## Extracted entries

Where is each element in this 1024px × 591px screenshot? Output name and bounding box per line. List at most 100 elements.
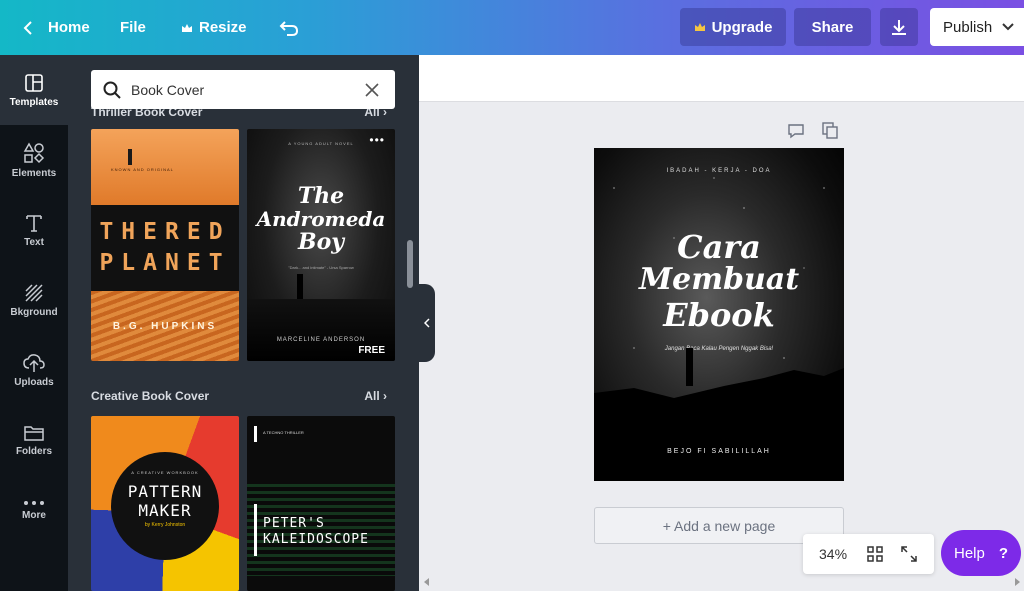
thumb-title-1: THERED (99, 219, 231, 245)
rail-label: More (22, 509, 46, 521)
thumb-title-2: PLANET (99, 250, 231, 276)
panel-scrollbar[interactable] (407, 240, 413, 288)
publish-button[interactable]: Publish (930, 8, 1024, 46)
scroll-left-icon[interactable] (424, 578, 430, 586)
thumb-accent-bar (254, 504, 257, 556)
rail-uploads[interactable]: Uploads (0, 335, 68, 405)
all-label: All (364, 389, 380, 403)
page-author: BEJO FI SABILILLAH (667, 448, 771, 455)
thumb-title-2: Andromeda (256, 207, 386, 231)
text-icon (26, 214, 42, 232)
page-ground (594, 406, 844, 481)
download-button[interactable] (880, 8, 918, 46)
rail-label: Folders (15, 445, 53, 457)
publish-label: Publish (943, 18, 993, 36)
templates-panel: Thriller Book Cover All › Book Cover KNO… (68, 55, 419, 591)
download-icon (892, 20, 906, 35)
thumb-kicker: A CREATIVE WORKBOOK (131, 470, 199, 475)
thumb-title-1: PATTERN (127, 482, 203, 501)
search-input[interactable]: Book Cover (91, 70, 395, 109)
rail-folders[interactable]: Folders (0, 405, 68, 475)
undo-button[interactable] (279, 0, 299, 55)
thumb-title-3: Boy (297, 229, 345, 255)
rail-more[interactable]: More (0, 475, 68, 545)
page-title-2: Membuat (638, 262, 800, 297)
section-title: Creative Book Cover (91, 389, 210, 403)
folders-icon (24, 425, 44, 441)
page-title-1: Cara (677, 228, 761, 266)
upgrade-button[interactable]: Upgrade (680, 8, 786, 46)
rail-label: Bkground (10, 306, 58, 318)
rail-label: Templates (9, 96, 59, 108)
help-label: Help (953, 544, 985, 562)
page-hills (594, 368, 844, 408)
upgrade-label: Upgrade (711, 18, 773, 36)
crown-icon (694, 23, 705, 31)
crown-icon (182, 23, 192, 32)
fullscreen-icon[interactable] (901, 546, 917, 562)
undo-icon (279, 20, 299, 36)
clear-search-icon[interactable] (365, 82, 379, 97)
canvas-toolbar (419, 55, 1024, 102)
rail-templates[interactable]: Templates (0, 55, 68, 125)
question-icon: ? (998, 544, 1009, 562)
resize-label: Resize (199, 19, 247, 36)
template-thumb-andromeda[interactable]: ••• A YOUNG ADULT NOVEL The Andromeda Bo… (247, 129, 395, 361)
thumb-kicker: KNOWN AND ORIGINAL (111, 167, 174, 172)
scroll-right-icon[interactable] (1014, 578, 1020, 586)
rail-label: Text (24, 236, 44, 248)
rail-background[interactable]: Bkground (0, 265, 68, 335)
zoom-controls: 34% (803, 534, 934, 574)
chevron-down-icon (1002, 23, 1014, 31)
file-label: File (120, 19, 146, 36)
home-label: Home (48, 19, 90, 36)
thumb-title-2: MAKER (138, 501, 192, 520)
thumb-series: A YOUNG ADULT NOVEL (288, 141, 354, 146)
thumb-title-1: PETER'S (263, 516, 325, 531)
thumb-title-1: The (297, 183, 345, 209)
chevron-left-icon (23, 20, 32, 35)
figure-silhouette (128, 149, 132, 165)
collapse-panel-button[interactable] (419, 284, 435, 362)
background-icon (25, 283, 43, 302)
grid-view-icon[interactable] (867, 546, 883, 562)
rail-text[interactable]: Text (0, 195, 68, 265)
thumb-accent-bar (254, 426, 257, 442)
design-page[interactable]: IBADAH - KERJA - DOA Cara Membuat Ebook … (594, 148, 844, 481)
templates-icon (25, 73, 43, 92)
top-bar: Home File Resize Upgrade Share Publish (0, 0, 1024, 55)
page-title-3: Ebook (663, 296, 775, 334)
help-button[interactable]: Help ? (941, 530, 1021, 576)
thumb-title-2: KALEIDOSCOPE (263, 532, 369, 547)
template-thumb-red-planet[interactable]: KNOWN AND ORIGINAL THERED PLANET B.G. HU… (91, 129, 239, 361)
search-value: Book Cover (131, 81, 205, 98)
thumb-kicker: A TECHNO THRILLER (263, 430, 304, 435)
duplicate-page-icon[interactable] (822, 122, 838, 139)
thumb-quote: "Dark... and intimate" - Ursa Sparrow (288, 265, 354, 270)
zoom-level[interactable]: 34% (819, 546, 855, 562)
rail-label: Elements (11, 167, 57, 179)
chevron-left-icon (424, 318, 430, 328)
section-all-link[interactable]: All › (364, 389, 387, 403)
file-menu[interactable]: File (120, 0, 146, 55)
template-thumb-pattern-maker[interactable]: A CREATIVE WORKBOOK PATTERN MAKER by Ker… (91, 416, 239, 591)
thumb-author: MARCELINE ANDERSON (276, 337, 366, 343)
page-subtitle: Jangan Baca Kalau Pengen Nggak Bisa! (664, 346, 774, 352)
comment-icon[interactable] (787, 123, 805, 139)
elements-icon (23, 141, 45, 163)
free-badge: FREE (358, 345, 385, 356)
more-icon (24, 500, 44, 505)
home-button[interactable]: Home (22, 0, 90, 55)
rail-elements[interactable]: Elements (0, 125, 68, 195)
side-rail: Templates Elements Text Bkground Uploads… (0, 55, 68, 591)
search-icon (103, 81, 121, 99)
thumb-author: B.G. HUPKINS (112, 321, 218, 332)
thumb-author: by Kerry Johnston (144, 522, 186, 528)
share-button[interactable]: Share (794, 8, 871, 46)
rail-label: Uploads (14, 376, 54, 388)
share-label: Share (811, 18, 854, 36)
thumb-band (91, 205, 239, 291)
resize-button[interactable]: Resize (181, 0, 247, 55)
page-tagline: IBADAH - KERJA - DOA (666, 168, 772, 174)
template-thumb-kaleidoscope[interactable]: A TECHNO THRILLER PETER'S KALEIDOSCOPE (247, 416, 395, 591)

## Written exercise
Could you reproduce the listing above with "interactable" replaced by "clickable" throughout, leaving everything else as it is and omitting the pictures?

## Correct response
Where is each element in this 1024px × 591px screenshot? Output name and bounding box per line. List at most 100 elements.
thumb-title-1: THERED (99, 219, 231, 245)
rail-label: More (22, 509, 46, 521)
thumb-title-2: PLANET (99, 250, 231, 276)
panel-scrollbar[clickable] (407, 240, 413, 288)
publish-button[clickable]: Publish (930, 8, 1024, 46)
scroll-left-icon[clickable] (424, 578, 430, 586)
thumb-accent-bar (254, 504, 257, 556)
rail-uploads[clickable]: Uploads (0, 335, 68, 405)
all-label: All (364, 389, 380, 403)
page-author: BEJO FI SABILILLAH (667, 448, 771, 455)
thumb-title-2: Andromeda (256, 207, 386, 231)
text-icon (26, 214, 42, 232)
page-ground (594, 406, 844, 481)
download-button[clickable] (880, 8, 918, 46)
rail-label: Folders (15, 445, 53, 457)
publish-label: Publish (943, 18, 993, 36)
templates-panel: Thriller Book Cover All › Book Cover KNO… (68, 55, 419, 591)
download-icon (892, 20, 906, 35)
thumb-kicker: A CREATIVE WORKBOOK (131, 470, 199, 475)
thumb-title-1: PATTERN (127, 482, 203, 501)
search-input[clickable]: Book Cover (91, 70, 395, 109)
rail-folders[clickable]: Folders (0, 405, 68, 475)
undo-button[clickable] (279, 0, 299, 55)
thumb-title-3: Boy (297, 229, 345, 255)
rail-more[clickable]: More (0, 475, 68, 545)
page-title-2: Membuat (638, 262, 800, 297)
section-title: Creative Book Cover (91, 389, 210, 403)
folders-icon (24, 425, 44, 441)
page-title-1: Cara (677, 228, 761, 266)
upgrade-button[clickable]: Upgrade (680, 8, 786, 46)
rail-label: Bkground (10, 306, 58, 318)
rail-label: Templates (9, 96, 59, 108)
help-label: Help (953, 544, 985, 562)
page-hills (594, 368, 844, 408)
upgrade-label: Upgrade (711, 18, 773, 36)
crown-icon (694, 23, 705, 31)
crown-icon (182, 23, 192, 32)
fullscreen-icon[clickable] (901, 546, 917, 562)
undo-icon (279, 20, 299, 36)
clear-search-icon[clickable] (365, 82, 379, 97)
canvas-toolbar (419, 55, 1024, 102)
rail-templates[clickable]: Templates (0, 55, 68, 125)
question-icon: ? (998, 544, 1009, 562)
resize-label: Resize (199, 19, 247, 36)
template-thumb-andromeda[clickable]: ••• A YOUNG ADULT NOVEL The Andromeda Bo… (247, 129, 395, 361)
thumb-kicker: KNOWN AND ORIGINAL (111, 167, 174, 172)
scroll-right-icon[clickable] (1014, 578, 1020, 586)
rail-label: Text (24, 236, 44, 248)
rail-background[clickable]: Bkground (0, 265, 68, 335)
zoom-controls: 34% (803, 534, 934, 574)
chevron-down-icon (1002, 23, 1014, 31)
file-label: File (120, 19, 146, 36)
home-label: Home (48, 19, 90, 36)
thumb-title-2: MAKER (138, 501, 192, 520)
thumb-series: A YOUNG ADULT NOVEL (288, 141, 354, 146)
thumb-title-1: PETER'S (263, 516, 325, 531)
thumb-title-1: The (297, 183, 345, 209)
chevron-left-icon (23, 20, 32, 35)
figure-silhouette (128, 149, 132, 165)
collapse-panel-button[clickable] (419, 284, 435, 362)
background-icon (25, 283, 43, 302)
grid-view-icon[clickable] (867, 546, 883, 562)
rail-text[clickable]: Text (0, 195, 68, 265)
thumb-accent-bar (254, 426, 257, 442)
design-page[clickable]: IBADAH - KERJA - DOA Cara Membuat Ebook … (594, 148, 844, 481)
templates-icon (25, 73, 43, 92)
top-bar: Home File Resize Upgrade Share Publish (0, 0, 1024, 55)
page-title-3: Ebook (663, 296, 775, 334)
help-button[clickable]: Help ? (941, 530, 1021, 576)
thumb-title-2: KALEIDOSCOPE (263, 532, 369, 547)
template-thumb-red-planet[clickable]: KNOWN AND ORIGINAL THERED PLANET B.G. HU… (91, 129, 239, 361)
search-value: Book Cover (131, 81, 205, 98)
thumb-kicker: A TECHNO THRILLER (263, 430, 304, 435)
duplicate-page-icon[clickable] (822, 122, 838, 139)
thumb-quote: "Dark... and intimate" - Ursa Sparrow (288, 265, 354, 270)
zoom-level[clickable]: 34% (819, 546, 855, 562)
rail-label: Elements (11, 167, 57, 179)
chevron-left-icon (424, 318, 430, 328)
section-all-link[clickable]: All › (364, 389, 387, 403)
file-menu[clickable]: File (120, 0, 146, 55)
template-thumb-pattern-maker[clickable]: A CREATIVE WORKBOOK PATTERN MAKER by Ker… (91, 416, 239, 591)
thumb-author: MARCELINE ANDERSON (276, 337, 366, 343)
page-subtitle: Jangan Baca Kalau Pengen Nggak Bisa! (664, 346, 774, 352)
comment-icon[clickable] (787, 123, 805, 139)
elements-icon (23, 141, 45, 163)
free-badge: FREE (358, 345, 385, 356)
more-icon (24, 500, 44, 505)
home-button[clickable]: Home (22, 0, 90, 55)
rail-elements[clickable]: Elements (0, 125, 68, 195)
side-rail: Templates Elements Text Bkground Uploads… (0, 55, 68, 591)
search-icon (103, 81, 121, 99)
thumb-author: B.G. HUPKINS (112, 321, 218, 332)
thumb-author: by Kerry Johnston (144, 522, 186, 528)
share-button[clickable]: Share (794, 8, 871, 46)
rail-label: Uploads (14, 376, 54, 388)
share-label: Share (811, 18, 854, 36)
thumb-band (91, 205, 239, 291)
resize-button[clickable]: Resize (181, 0, 247, 55)
page-tagline: IBADAH - KERJA - DOA (666, 168, 772, 174)
template-thumb-kaleidoscope[clickable]: A TECHNO THRILLER PETER'S KALEIDOSCOPE (247, 416, 395, 591)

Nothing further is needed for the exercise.